+++ PROVIDED ENTRIES

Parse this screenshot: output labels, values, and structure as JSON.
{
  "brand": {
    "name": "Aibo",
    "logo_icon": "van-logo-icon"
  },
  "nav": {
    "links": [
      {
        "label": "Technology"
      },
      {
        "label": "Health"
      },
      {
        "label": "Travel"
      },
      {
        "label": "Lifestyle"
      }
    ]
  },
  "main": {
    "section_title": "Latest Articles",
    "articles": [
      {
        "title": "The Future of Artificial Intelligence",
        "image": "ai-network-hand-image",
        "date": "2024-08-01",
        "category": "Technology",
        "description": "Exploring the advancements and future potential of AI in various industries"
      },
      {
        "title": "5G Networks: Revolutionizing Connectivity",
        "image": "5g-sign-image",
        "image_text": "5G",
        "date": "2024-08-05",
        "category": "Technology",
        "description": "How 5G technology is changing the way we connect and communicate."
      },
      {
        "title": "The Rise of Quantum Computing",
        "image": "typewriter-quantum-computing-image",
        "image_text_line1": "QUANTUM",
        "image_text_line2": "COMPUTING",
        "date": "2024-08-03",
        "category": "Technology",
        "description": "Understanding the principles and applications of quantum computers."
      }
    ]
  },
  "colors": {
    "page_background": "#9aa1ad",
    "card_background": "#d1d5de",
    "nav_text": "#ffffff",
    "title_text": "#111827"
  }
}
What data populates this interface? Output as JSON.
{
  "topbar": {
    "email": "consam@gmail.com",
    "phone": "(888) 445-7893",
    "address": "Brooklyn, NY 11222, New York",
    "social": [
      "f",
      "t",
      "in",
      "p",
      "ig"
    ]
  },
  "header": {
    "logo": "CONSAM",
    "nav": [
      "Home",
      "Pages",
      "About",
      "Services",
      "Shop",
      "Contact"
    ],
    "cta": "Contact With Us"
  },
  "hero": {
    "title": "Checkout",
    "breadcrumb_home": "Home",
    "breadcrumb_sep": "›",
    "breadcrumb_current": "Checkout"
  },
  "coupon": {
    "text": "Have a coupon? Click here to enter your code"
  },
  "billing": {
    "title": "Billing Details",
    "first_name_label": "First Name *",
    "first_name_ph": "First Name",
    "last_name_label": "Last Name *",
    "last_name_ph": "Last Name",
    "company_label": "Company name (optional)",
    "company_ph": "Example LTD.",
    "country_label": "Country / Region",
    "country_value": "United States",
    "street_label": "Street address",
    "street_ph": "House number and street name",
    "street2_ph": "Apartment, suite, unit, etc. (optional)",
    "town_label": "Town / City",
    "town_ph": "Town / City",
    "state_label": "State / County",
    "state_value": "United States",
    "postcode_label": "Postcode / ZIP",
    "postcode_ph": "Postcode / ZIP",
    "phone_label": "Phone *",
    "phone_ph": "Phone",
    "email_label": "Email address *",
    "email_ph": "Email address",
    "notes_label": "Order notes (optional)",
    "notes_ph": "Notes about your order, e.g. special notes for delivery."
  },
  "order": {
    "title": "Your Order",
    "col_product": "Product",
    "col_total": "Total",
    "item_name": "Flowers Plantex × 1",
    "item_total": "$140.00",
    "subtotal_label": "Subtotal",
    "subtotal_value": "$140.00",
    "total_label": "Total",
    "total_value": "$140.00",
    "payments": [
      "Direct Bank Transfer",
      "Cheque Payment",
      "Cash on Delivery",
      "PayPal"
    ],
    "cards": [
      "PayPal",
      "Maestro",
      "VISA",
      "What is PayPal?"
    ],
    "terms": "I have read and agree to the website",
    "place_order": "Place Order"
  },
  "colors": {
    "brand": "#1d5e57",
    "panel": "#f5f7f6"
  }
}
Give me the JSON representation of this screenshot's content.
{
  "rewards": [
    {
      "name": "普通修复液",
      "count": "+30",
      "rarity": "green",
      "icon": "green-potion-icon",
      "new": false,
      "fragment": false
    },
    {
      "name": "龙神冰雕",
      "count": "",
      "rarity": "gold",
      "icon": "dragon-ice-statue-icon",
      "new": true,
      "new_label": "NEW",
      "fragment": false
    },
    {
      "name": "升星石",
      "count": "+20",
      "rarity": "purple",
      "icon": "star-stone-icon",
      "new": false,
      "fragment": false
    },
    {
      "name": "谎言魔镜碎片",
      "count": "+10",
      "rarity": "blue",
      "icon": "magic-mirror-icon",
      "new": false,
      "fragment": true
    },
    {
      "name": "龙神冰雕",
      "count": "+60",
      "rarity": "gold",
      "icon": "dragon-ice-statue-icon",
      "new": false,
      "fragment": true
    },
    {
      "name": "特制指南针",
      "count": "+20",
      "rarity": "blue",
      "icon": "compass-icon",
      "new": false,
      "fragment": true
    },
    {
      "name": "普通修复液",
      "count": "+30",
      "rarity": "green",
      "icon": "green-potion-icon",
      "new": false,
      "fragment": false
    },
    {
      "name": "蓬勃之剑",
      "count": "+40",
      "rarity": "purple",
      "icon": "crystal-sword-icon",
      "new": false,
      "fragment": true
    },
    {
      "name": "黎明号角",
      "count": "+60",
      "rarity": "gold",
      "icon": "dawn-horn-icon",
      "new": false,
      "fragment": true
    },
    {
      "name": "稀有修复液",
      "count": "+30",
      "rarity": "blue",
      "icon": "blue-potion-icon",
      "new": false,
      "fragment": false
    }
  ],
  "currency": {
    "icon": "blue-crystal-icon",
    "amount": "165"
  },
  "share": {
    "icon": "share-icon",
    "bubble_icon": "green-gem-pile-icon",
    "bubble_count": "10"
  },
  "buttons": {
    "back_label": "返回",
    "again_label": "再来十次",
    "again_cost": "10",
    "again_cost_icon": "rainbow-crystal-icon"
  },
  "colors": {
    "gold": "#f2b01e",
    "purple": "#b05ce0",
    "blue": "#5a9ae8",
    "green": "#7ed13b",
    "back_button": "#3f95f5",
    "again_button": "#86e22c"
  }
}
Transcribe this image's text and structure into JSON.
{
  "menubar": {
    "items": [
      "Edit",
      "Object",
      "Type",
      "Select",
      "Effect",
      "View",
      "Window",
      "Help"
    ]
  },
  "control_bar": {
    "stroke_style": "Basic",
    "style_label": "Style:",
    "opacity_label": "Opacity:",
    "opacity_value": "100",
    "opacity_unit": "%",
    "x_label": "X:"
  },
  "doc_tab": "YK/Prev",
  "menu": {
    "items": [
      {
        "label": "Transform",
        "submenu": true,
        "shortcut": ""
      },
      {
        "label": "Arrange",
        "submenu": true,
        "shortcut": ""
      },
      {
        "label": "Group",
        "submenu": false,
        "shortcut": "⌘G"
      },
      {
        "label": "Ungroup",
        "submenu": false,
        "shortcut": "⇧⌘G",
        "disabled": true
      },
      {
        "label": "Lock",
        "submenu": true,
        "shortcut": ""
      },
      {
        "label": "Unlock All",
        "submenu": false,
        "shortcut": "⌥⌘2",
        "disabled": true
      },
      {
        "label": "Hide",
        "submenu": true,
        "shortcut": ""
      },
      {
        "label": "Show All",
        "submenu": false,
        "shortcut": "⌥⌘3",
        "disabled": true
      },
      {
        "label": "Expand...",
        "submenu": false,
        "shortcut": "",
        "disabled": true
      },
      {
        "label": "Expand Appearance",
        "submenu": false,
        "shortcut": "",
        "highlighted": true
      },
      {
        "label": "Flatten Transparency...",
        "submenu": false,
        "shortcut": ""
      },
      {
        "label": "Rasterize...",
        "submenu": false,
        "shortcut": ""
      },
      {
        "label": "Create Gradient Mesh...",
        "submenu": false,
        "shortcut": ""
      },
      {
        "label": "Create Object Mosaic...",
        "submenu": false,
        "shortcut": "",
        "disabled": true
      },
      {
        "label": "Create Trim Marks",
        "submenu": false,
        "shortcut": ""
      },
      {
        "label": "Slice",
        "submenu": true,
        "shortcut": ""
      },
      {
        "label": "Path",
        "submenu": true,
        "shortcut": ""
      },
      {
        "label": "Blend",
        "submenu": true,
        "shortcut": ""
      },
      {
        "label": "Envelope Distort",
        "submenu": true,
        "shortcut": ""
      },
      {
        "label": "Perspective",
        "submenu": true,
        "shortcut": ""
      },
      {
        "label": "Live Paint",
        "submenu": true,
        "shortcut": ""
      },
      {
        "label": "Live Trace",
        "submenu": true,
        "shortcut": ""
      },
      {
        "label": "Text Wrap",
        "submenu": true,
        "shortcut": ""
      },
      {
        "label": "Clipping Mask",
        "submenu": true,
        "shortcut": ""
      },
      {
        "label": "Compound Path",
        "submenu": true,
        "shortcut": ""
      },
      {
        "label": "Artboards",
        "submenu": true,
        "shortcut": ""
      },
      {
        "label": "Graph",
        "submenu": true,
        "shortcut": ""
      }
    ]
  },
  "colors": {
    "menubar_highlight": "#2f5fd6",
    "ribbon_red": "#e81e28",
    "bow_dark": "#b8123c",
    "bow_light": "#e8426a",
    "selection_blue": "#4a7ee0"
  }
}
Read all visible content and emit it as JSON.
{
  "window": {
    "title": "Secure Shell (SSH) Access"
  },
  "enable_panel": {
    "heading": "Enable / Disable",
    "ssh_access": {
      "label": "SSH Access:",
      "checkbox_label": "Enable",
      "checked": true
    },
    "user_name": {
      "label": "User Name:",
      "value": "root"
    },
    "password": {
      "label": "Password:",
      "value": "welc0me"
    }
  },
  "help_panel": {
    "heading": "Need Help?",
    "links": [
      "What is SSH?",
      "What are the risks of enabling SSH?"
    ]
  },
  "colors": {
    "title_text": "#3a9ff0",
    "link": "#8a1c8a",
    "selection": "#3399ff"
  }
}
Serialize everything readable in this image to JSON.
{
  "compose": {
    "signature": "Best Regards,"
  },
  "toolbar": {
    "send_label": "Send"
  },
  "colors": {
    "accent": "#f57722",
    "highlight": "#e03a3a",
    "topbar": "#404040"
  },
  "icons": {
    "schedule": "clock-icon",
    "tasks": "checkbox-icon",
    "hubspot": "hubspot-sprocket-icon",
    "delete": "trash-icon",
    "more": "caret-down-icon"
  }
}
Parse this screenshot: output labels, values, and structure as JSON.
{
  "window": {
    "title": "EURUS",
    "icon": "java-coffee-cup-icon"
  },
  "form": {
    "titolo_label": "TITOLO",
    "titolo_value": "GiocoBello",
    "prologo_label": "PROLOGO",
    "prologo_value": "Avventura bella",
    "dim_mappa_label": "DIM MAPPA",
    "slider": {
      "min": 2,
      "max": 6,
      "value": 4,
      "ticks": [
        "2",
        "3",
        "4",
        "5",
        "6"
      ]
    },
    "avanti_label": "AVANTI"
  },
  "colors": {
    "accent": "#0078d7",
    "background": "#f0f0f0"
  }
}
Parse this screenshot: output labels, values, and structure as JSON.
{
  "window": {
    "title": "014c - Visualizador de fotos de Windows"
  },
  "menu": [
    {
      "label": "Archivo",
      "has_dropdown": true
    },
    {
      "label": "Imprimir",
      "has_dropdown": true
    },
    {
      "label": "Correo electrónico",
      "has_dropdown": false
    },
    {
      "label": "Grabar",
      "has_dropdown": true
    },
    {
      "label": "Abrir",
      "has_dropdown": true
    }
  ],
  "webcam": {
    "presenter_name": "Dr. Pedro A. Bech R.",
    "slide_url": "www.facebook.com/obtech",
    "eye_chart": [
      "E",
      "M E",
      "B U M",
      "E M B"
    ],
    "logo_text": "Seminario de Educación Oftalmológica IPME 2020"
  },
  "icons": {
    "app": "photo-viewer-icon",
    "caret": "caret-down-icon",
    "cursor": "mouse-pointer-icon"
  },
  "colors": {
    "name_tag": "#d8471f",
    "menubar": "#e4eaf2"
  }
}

++++++

■ **WHAT IS BEING ASKED**
Find every line that has "date" in it, then return those lines.

■ **THE RESPONSE**
        "date": "2024-08-01",
        "date": "2024-08-05",
        "date": "2024-08-03",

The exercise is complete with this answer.